--- start ---
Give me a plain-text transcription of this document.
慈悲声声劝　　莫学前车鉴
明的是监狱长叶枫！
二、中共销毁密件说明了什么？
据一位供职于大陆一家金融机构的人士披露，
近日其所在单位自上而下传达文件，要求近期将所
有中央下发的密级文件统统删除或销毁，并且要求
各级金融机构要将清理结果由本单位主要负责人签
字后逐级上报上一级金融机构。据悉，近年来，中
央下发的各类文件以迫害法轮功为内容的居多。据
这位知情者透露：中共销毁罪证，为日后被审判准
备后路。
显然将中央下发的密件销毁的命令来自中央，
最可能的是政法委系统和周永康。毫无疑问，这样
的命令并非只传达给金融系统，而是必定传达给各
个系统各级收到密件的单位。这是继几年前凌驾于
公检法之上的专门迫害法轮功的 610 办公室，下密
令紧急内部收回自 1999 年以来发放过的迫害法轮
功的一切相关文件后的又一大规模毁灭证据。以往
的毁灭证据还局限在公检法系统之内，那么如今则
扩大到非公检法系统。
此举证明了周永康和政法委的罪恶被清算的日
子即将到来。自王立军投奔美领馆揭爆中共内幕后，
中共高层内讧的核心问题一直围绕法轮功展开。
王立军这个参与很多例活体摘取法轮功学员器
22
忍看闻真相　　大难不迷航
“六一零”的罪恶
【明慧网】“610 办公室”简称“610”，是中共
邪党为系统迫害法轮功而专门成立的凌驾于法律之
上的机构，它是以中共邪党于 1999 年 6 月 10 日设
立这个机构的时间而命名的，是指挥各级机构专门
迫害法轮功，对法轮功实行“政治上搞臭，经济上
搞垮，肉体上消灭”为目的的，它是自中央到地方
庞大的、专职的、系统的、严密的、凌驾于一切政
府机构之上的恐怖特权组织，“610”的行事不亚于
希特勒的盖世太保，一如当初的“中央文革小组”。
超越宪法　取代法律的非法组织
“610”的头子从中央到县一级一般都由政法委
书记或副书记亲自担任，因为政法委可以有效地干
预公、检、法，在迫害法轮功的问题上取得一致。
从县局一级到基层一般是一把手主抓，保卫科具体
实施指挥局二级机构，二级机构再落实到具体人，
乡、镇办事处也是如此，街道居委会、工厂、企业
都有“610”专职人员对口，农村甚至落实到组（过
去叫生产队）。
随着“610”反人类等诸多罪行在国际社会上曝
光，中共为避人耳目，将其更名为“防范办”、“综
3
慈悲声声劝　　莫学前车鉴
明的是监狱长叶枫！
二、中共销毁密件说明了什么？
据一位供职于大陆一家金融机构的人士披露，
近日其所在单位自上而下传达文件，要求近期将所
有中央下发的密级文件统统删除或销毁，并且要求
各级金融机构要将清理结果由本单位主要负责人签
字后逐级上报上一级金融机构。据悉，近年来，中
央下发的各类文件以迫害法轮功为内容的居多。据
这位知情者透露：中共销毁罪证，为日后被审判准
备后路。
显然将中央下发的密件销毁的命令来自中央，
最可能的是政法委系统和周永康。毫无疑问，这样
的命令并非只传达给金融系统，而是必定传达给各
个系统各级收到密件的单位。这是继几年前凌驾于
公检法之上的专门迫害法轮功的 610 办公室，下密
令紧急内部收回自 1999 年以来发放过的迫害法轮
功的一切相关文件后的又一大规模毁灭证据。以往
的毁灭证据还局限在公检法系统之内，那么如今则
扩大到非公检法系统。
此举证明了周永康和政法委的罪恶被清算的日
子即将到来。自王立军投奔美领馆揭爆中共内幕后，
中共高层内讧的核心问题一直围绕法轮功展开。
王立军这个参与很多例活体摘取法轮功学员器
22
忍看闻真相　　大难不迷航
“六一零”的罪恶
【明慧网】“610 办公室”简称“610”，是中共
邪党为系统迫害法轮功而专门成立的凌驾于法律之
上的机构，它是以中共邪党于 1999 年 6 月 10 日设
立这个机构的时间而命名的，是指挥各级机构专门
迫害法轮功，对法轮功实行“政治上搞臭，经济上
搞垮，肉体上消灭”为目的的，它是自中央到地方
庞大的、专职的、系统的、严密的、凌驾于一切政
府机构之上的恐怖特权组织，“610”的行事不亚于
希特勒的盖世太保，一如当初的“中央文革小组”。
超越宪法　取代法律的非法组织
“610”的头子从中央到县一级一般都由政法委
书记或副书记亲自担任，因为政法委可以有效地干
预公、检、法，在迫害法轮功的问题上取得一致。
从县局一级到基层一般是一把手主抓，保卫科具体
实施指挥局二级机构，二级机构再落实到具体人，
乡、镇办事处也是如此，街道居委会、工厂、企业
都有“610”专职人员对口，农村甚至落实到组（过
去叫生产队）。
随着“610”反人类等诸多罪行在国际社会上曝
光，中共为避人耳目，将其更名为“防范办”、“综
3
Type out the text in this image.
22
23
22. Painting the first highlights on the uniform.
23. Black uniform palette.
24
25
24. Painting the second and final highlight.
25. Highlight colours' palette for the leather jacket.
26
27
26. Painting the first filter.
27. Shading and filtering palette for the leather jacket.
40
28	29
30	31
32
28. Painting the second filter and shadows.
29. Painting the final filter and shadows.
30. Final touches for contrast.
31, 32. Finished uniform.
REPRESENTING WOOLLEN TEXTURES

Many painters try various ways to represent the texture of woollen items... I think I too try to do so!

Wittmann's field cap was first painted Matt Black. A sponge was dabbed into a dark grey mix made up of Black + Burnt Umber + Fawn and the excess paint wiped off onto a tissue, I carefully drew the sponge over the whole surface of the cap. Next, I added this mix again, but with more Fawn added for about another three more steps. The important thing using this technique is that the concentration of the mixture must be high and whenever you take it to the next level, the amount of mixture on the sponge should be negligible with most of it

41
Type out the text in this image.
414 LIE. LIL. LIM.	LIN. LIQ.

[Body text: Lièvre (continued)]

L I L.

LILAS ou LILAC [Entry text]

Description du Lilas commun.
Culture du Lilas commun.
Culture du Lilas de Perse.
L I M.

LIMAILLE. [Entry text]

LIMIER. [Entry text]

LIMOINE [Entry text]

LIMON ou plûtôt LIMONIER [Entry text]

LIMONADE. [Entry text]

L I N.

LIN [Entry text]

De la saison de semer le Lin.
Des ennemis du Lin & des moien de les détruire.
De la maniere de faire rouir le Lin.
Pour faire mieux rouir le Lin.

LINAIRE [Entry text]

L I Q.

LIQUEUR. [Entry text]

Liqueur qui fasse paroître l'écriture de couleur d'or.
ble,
--- end ---
OBJECTIVE: Retype the whole listing above exactly.

THE RESULT:
Give me a plain-text transcription of this document.
慈悲声声劝　　莫学前车鉴
明的是监狱长叶枫！
二、中共销毁密件说明了什么？
据一位供职于大陆一家金融机构的人士披露，
近日其所在单位自上而下传达文件，要求近期将所
有中央下发的密级文件统统删除或销毁，并且要求
各级金融机构要将清理结果由本单位主要负责人签
字后逐级上报上一级金融机构。据悉，近年来，中
央下发的各类文件以迫害法轮功为内容的居多。据
这位知情者透露：中共销毁罪证，为日后被审判准
备后路。
显然将中央下发的密件销毁的命令来自中央，
最可能的是政法委系统和周永康。毫无疑问，这样
的命令并非只传达给金融系统，而是必定传达给各
个系统各级收到密件的单位。这是继几年前凌驾于
公检法之上的专门迫害法轮功的 610 办公室，下密
令紧急内部收回自 1999 年以来发放过的迫害法轮
功的一切相关文件后的又一大规模毁灭证据。以往
的毁灭证据还局限在公检法系统之内，那么如今则
扩大到非公检法系统。
此举证明了周永康和政法委的罪恶被清算的日
子即将到来。自王立军投奔美领馆揭爆中共内幕后，
中共高层内讧的核心问题一直围绕法轮功展开。
王立军这个参与很多例活体摘取法轮功学员器
22
忍看闻真相　　大难不迷航
“六一零”的罪恶
【明慧网】“610 办公室”简称“610”，是中共
邪党为系统迫害法轮功而专门成立的凌驾于法律之
上的机构，它是以中共邪党于 1999 年 6 月 10 日设
立这个机构的时间而命名的，是指挥各级机构专门
迫害法轮功，对法轮功实行“政治上搞臭，经济上
搞垮，肉体上消灭”为目的的，它是自中央到地方
庞大的、专职的、系统的、严密的、凌驾于一切政
府机构之上的恐怖特权组织，“610”的行事不亚于
希特勒的盖世太保，一如当初的“中央文革小组”。
超越宪法　取代法律的非法组织
“610”的头子从中央到县一级一般都由政法委
书记或副书记亲自担任，因为政法委可以有效地干
预公、检、法，在迫害法轮功的问题上取得一致。
从县局一级到基层一般是一把手主抓，保卫科具体
实施指挥局二级机构，二级机构再落实到具体人，
乡、镇办事处也是如此，街道居委会、工厂、企业
都有“610”专职人员对口，农村甚至落实到组（过
去叫生产队）。
随着“610”反人类等诸多罪行在国际社会上曝
光，中共为避人耳目，将其更名为“防范办”、“综
3
慈悲声声劝　　莫学前车鉴
明的是监狱长叶枫！
二、中共销毁密件说明了什么？
据一位供职于大陆一家金融机构的人士披露，
近日其所在单位自上而下传达文件，要求近期将所
有中央下发的密级文件统统删除或销毁，并且要求
各级金融机构要将清理结果由本单位主要负责人签
字后逐级上报上一级金融机构。据悉，近年来，中
央下发的各类文件以迫害法轮功为内容的居多。据
这位知情者透露：中共销毁罪证，为日后被审判准
备后路。
显然将中央下发的密件销毁的命令来自中央，
最可能的是政法委系统和周永康。毫无疑问，这样
的命令并非只传达给金融系统，而是必定传达给各
个系统各级收到密件的单位。这是继几年前凌驾于
公检法之上的专门迫害法轮功的 610 办公室，下密
令紧急内部收回自 1999 年以来发放过的迫害法轮
功的一切相关文件后的又一大规模毁灭证据。以往
的毁灭证据还局限在公检法系统之内，那么如今则
扩大到非公检法系统。
此举证明了周永康和政法委的罪恶被清算的日
子即将到来。自王立军投奔美领馆揭爆中共内幕后，
中共高层内讧的核心问题一直围绕法轮功展开。
王立军这个参与很多例活体摘取法轮功学员器
22
忍看闻真相　　大难不迷航
“六一零”的罪恶
【明慧网】“610 办公室”简称“610”，是中共
邪党为系统迫害法轮功而专门成立的凌驾于法律之
上的机构，它是以中共邪党于 1999 年 6 月 10 日设
立这个机构的时间而命名的，是指挥各级机构专门
迫害法轮功，对法轮功实行“政治上搞臭，经济上
搞垮，肉体上消灭”为目的的，它是自中央到地方
庞大的、专职的、系统的、严密的、凌驾于一切政
府机构之上的恐怖特权组织，“610”的行事不亚于
希特勒的盖世太保，一如当初的“中央文革小组”。
超越宪法　取代法律的非法组织
“610”的头子从中央到县一级一般都由政法委
书记或副书记亲自担任，因为政法委可以有效地干
预公、检、法，在迫害法轮功的问题上取得一致。
从县局一级到基层一般是一把手主抓，保卫科具体
实施指挥局二级机构，二级机构再落实到具体人，
乡、镇办事处也是如此，街道居委会、工厂、企业
都有“610”专职人员对口，农村甚至落实到组（过
去叫生产队）。
随着“610”反人类等诸多罪行在国际社会上曝
光，中共为避人耳目，将其更名为“防范办”、“综
3
Type out the text in this image.
22
23
22. Painting the first highlights on the uniform.
23. Black uniform palette.
24
25
24. Painting the second and final highlight.
25. Highlight colours' palette for the leather jacket.
26
27
26. Painting the first filter.
27. Shading and filtering palette for the leather jacket.
40
28	29
30	31
32
28. Painting the second filter and shadows.
29. Painting the final filter and shadows.
30. Final touches for contrast.
31, 32. Finished uniform.
REPRESENTING WOOLLEN TEXTURES

Many painters try various ways to represent the texture of woollen items... I think I too try to do so!

Wittmann's field cap was first painted Matt Black. A sponge was dabbed into a dark grey mix made up of Black + Burnt Umber + Fawn and the excess paint wiped off onto a tissue, I carefully drew the sponge over the whole surface of the cap. Next, I added this mix again, but with more Fawn added for about another three more steps. The important thing using this technique is that the concentration of the mixture must be high and whenever you take it to the next level, the amount of mixture on the sponge should be negligible with most of it

41
Type out the text in this image.
414 LIE. LIL. LIM.	LIN. LIQ.

[Body text: Lièvre (continued)]

L I L.

LILAS ou LILAC [Entry text]

Description du Lilas commun.
Culture du Lilas commun.
Culture du Lilas de Perse.
L I M.

LIMAILLE. [Entry text]

LIMIER. [Entry text]

LIMOINE [Entry text]

LIMON ou plûtôt LIMONIER [Entry text]

LIMONADE. [Entry text]

L I N.

LIN [Entry text]

De la saison de semer le Lin.
Des ennemis du Lin & des moien de les détruire.
De la maniere de faire rouir le Lin.
Pour faire mieux rouir le Lin.

LINAIRE [Entry text]

L I Q.

LIQUEUR. [Entry text]

Liqueur qui fasse paroître l'écriture de couleur d'or.
ble,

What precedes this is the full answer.